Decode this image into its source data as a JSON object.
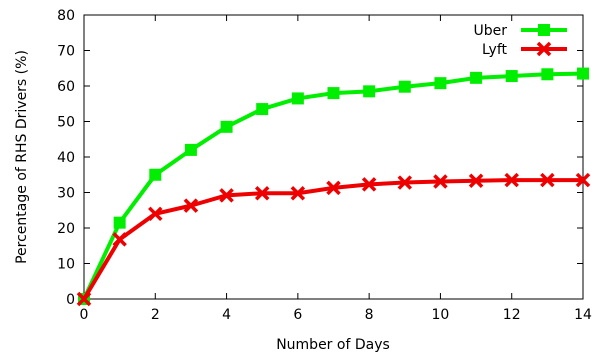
{
  "chart_data": {
    "type": "line",
    "xlabel": "Number of Days",
    "ylabel": "Percentage of RHS Drivers (%)",
    "xlim": [
      0,
      14
    ],
    "ylim": [
      0,
      80
    ],
    "x_ticks": [
      0,
      2,
      4,
      6,
      8,
      10,
      12,
      14
    ],
    "y_ticks": [
      0,
      10,
      20,
      30,
      40,
      50,
      60,
      70,
      80
    ],
    "grid": false,
    "legend_position": "top-right",
    "x": [
      0,
      1,
      2,
      3,
      4,
      5,
      6,
      7,
      8,
      9,
      10,
      11,
      12,
      13,
      14
    ],
    "series": [
      {
        "name": "Uber",
        "color": "#00ee00",
        "marker": "square",
        "values": [
          0,
          21.5,
          35,
          42,
          48.5,
          53.5,
          56.5,
          58,
          58.5,
          59.8,
          60.8,
          62.3,
          62.8,
          63.3,
          63.5
        ]
      },
      {
        "name": "Lyft",
        "color": "#ee0000",
        "marker": "x",
        "values": [
          0,
          16.8,
          24,
          26.3,
          29.2,
          29.8,
          29.8,
          31.3,
          32.3,
          32.8,
          33.1,
          33.3,
          33.5,
          33.5,
          33.5
        ]
      }
    ]
  }
}
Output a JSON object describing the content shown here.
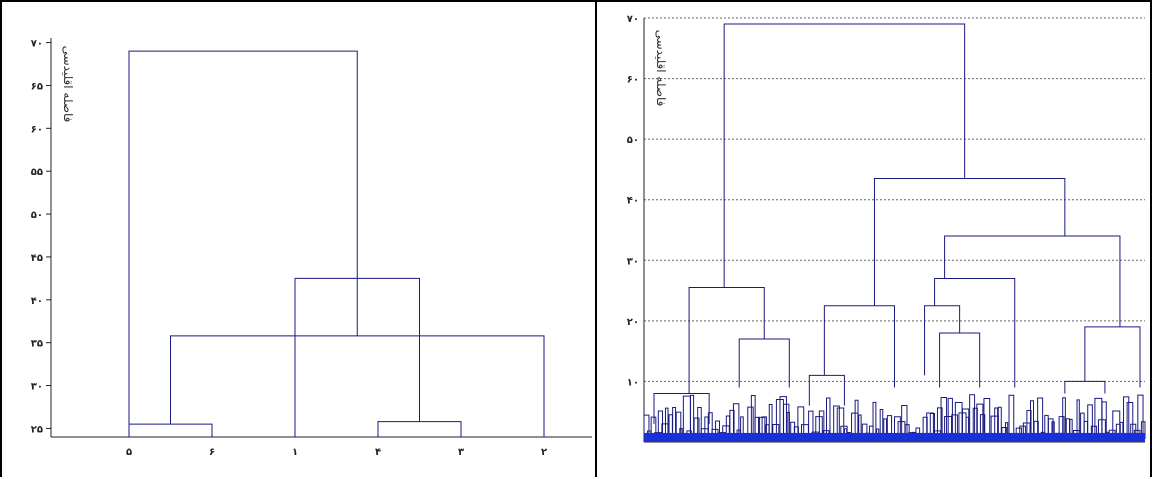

________________________

:: Your task ::
Reproduce each entry precisely, dropping only the pictures.

:: Response to the exercise ::
Decode this image into its source data as a JSON object.
{
  "chart_data": {
    "type": "line",
    "xlabel": "Number of Days",
    "ylabel": "Percentage of RHS Drivers (%)",
    "xlim": [
      0,
      14
    ],
    "ylim": [
      0,
      80
    ],
    "x_ticks": [
      0,
      2,
      4,
      6,
      8,
      10,
      12,
      14
    ],
    "y_ticks": [
      0,
      10,
      20,
      30,
      40,
      50,
      60,
      70,
      80
    ],
    "grid": false,
    "legend_position": "top-right",
    "x": [
      0,
      1,
      2,
      3,
      4,
      5,
      6,
      7,
      8,
      9,
      10,
      11,
      12,
      13,
      14
    ],
    "series": [
      {
        "name": "Uber",
        "color": "#00ee00",
        "marker": "square",
        "values": [
          0,
          21.5,
          35,
          42,
          48.5,
          53.5,
          56.5,
          58,
          58.5,
          59.8,
          60.8,
          62.3,
          62.8,
          63.3,
          63.5
        ]
      },
      {
        "name": "Lyft",
        "color": "#ee0000",
        "marker": "x",
        "values": [
          0,
          16.8,
          24,
          26.3,
          29.2,
          29.8,
          29.8,
          31.3,
          32.3,
          32.8,
          33.1,
          33.3,
          33.5,
          33.5,
          33.5
        ]
      }
    ]
  }
}
Output a JSON object describing the content shown here.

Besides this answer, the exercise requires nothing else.